What needs to be done: Your task is to locate every line holding the string "Henry" and to copy each of them.

Supplied data:
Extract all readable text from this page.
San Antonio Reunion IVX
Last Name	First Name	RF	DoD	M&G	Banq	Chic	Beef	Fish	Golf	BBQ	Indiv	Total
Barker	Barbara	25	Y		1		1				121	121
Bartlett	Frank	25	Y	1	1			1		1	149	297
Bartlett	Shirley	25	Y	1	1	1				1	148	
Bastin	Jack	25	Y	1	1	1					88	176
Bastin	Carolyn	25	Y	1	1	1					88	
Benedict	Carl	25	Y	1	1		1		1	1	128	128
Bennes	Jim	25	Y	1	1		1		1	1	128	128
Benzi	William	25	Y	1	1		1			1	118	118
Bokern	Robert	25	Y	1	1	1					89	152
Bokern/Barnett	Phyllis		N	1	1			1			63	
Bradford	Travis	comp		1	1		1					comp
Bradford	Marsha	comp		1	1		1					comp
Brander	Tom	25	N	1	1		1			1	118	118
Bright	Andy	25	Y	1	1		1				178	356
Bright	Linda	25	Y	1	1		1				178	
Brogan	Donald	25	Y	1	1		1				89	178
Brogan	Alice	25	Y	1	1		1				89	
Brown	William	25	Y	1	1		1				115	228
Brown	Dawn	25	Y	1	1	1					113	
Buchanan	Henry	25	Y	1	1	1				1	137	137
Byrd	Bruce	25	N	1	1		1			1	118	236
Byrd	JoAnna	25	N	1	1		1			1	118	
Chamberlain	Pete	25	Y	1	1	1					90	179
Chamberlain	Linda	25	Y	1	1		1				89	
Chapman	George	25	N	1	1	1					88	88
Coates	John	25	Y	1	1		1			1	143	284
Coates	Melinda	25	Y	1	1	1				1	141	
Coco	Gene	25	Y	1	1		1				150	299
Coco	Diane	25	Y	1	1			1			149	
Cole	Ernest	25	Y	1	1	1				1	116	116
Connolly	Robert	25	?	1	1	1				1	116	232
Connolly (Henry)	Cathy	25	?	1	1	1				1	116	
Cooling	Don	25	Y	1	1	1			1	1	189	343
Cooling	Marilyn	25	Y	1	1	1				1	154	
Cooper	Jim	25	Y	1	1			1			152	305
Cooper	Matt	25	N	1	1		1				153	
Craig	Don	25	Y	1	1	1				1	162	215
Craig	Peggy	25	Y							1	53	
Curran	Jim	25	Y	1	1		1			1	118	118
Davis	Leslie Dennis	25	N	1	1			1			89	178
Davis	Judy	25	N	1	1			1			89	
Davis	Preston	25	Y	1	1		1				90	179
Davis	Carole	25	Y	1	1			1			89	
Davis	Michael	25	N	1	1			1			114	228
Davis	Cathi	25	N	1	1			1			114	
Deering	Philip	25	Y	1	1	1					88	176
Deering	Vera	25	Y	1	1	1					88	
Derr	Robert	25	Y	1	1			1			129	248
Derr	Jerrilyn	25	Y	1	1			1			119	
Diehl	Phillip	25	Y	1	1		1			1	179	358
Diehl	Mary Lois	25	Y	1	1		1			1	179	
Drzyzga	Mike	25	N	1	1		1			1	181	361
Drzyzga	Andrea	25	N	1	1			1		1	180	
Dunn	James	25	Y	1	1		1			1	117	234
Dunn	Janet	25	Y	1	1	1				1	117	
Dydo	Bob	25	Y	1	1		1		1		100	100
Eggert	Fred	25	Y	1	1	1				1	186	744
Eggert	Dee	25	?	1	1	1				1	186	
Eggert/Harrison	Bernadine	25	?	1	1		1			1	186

Output below:
Buchanan	Henry	25	Y	1	1	1				1	137	137
Connolly (Henry)	Cathy	25	?	1	1	1				1	116	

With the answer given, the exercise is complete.